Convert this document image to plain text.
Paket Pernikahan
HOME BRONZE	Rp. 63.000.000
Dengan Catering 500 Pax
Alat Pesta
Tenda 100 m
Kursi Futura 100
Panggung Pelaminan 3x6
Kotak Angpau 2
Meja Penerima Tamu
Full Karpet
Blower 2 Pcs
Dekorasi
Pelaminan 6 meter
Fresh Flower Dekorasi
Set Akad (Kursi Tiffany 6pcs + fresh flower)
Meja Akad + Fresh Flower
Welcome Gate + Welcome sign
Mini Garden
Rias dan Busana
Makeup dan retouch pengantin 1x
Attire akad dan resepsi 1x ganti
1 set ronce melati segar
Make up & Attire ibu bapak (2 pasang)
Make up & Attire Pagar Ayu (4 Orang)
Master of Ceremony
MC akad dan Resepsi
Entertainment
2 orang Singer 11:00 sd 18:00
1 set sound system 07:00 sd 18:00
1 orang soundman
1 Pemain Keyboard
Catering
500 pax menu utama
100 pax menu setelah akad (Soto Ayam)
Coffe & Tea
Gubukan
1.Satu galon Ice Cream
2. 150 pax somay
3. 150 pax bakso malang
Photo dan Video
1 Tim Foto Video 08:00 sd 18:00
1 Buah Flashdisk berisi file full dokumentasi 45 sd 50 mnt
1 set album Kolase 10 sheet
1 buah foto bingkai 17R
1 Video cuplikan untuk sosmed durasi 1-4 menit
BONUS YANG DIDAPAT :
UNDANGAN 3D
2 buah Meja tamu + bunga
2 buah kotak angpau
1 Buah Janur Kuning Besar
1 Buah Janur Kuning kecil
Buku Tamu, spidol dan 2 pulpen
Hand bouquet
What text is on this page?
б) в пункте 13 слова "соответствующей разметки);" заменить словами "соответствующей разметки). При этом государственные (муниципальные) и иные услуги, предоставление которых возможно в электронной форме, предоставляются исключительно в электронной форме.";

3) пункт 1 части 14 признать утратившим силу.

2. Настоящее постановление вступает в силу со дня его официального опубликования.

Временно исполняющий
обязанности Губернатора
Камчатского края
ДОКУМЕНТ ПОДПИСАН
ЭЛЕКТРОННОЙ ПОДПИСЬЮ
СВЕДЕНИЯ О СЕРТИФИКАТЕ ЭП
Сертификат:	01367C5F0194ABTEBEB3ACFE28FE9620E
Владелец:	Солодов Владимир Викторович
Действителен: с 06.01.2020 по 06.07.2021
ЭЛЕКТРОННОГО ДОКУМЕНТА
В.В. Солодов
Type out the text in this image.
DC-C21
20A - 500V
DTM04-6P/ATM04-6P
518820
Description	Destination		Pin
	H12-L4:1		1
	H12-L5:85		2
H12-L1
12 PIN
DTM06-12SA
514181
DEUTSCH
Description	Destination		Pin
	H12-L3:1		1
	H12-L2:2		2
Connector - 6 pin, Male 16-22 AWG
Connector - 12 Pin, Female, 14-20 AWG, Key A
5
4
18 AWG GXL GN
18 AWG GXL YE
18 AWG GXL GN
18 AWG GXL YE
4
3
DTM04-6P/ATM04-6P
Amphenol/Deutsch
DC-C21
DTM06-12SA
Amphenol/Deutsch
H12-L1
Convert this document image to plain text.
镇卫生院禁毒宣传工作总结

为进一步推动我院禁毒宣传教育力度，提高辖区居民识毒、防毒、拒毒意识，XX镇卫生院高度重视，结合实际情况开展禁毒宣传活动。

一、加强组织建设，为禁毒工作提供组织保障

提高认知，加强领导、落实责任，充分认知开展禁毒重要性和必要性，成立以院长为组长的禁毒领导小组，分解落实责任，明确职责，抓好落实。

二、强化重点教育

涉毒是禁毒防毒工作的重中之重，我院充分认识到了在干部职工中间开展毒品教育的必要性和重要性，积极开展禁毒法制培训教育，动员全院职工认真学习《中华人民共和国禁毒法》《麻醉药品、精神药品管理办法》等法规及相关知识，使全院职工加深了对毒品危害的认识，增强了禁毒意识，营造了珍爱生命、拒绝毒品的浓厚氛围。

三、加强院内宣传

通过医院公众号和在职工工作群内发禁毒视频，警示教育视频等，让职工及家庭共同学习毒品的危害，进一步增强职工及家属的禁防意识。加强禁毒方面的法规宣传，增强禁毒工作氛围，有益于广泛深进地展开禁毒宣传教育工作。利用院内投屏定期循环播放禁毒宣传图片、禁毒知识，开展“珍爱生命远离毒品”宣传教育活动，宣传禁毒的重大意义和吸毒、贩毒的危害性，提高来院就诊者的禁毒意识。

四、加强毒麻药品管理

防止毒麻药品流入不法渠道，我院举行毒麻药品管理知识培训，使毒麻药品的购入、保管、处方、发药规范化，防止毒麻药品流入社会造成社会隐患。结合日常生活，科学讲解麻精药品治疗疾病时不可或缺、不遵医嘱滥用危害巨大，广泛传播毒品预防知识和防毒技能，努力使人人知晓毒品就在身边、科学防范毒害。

▶ **Short problem**
From the line containing "What text is on this page?" to the last line of the material, please quote every line exactly and only those.

▶ **Problem solution**
What text is on this page?
б) в пункте 13 слова "соответствующей разметки);" заменить словами "соответствующей разметки). При этом государственные (муниципальные) и иные услуги, предоставление которых возможно в электронной форме, предоставляются исключительно в электронной форме.";

3) пункт 1 части 14 признать утратившим силу.

2. Настоящее постановление вступает в силу со дня его официального опубликования.

Временно исполняющий
обязанности Губернатора
Камчатского края
ДОКУМЕНТ ПОДПИСАН
ЭЛЕКТРОННОЙ ПОДПИСЬЮ
СВЕДЕНИЯ О СЕРТИФИКАТЕ ЭП
Сертификат:	01367C5F0194ABTEBEB3ACFE28FE9620E
Владелец:	Солодов Владимир Викторович
Действителен: с 06.01.2020 по 06.07.2021
ЭЛЕКТРОННОГО ДОКУМЕНТА
В.В. Солодов
Type out the text in this image.
DC-C21
20A - 500V
DTM04-6P/ATM04-6P
518820
Description	Destination		Pin
	H12-L4:1		1
	H12-L5:85		2
H12-L1
12 PIN
DTM06-12SA
514181
DEUTSCH
Description	Destination		Pin
	H12-L3:1		1
	H12-L2:2		2
Connector - 6 pin, Male 16-22 AWG
Connector - 12 Pin, Female, 14-20 AWG, Key A
5
4
18 AWG GXL GN
18 AWG GXL YE
18 AWG GXL GN
18 AWG GXL YE
4
3
DTM04-6P/ATM04-6P
Amphenol/Deutsch
DC-C21
DTM06-12SA
Amphenol/Deutsch
H12-L1
Convert this document image to plain text.
镇卫生院禁毒宣传工作总结

为进一步推动我院禁毒宣传教育力度，提高辖区居民识毒、防毒、拒毒意识，XX镇卫生院高度重视，结合实际情况开展禁毒宣传活动。

一、加强组织建设，为禁毒工作提供组织保障

提高认知，加强领导、落实责任，充分认知开展禁毒重要性和必要性，成立以院长为组长的禁毒领导小组，分解落实责任，明确职责，抓好落实。

二、强化重点教育

涉毒是禁毒防毒工作的重中之重，我院充分认识到了在干部职工中间开展毒品教育的必要性和重要性，积极开展禁毒法制培训教育，动员全院职工认真学习《中华人民共和国禁毒法》《麻醉药品、精神药品管理办法》等法规及相关知识，使全院职工加深了对毒品危害的认识，增强了禁毒意识，营造了珍爱生命、拒绝毒品的浓厚氛围。

三、加强院内宣传

通过医院公众号和在职工工作群内发禁毒视频，警示教育视频等，让职工及家庭共同学习毒品的危害，进一步增强职工及家属的禁防意识。加强禁毒方面的法规宣传，增强禁毒工作氛围，有益于广泛深进地展开禁毒宣传教育工作。利用院内投屏定期循环播放禁毒宣传图片、禁毒知识，开展“珍爱生命远离毒品”宣传教育活动，宣传禁毒的重大意义和吸毒、贩毒的危害性，提高来院就诊者的禁毒意识。

四、加强毒麻药品管理

防止毒麻药品流入不法渠道，我院举行毒麻药品管理知识培训，使毒麻药品的购入、保管、处方、发药规范化，防止毒麻药品流入社会造成社会隐患。结合日常生活，科学讲解麻精药品治疗疾病时不可或缺、不遵医嘱滥用危害巨大，广泛传播毒品预防知识和防毒技能，努力使人人知晓毒品就在身边、科学防范毒害。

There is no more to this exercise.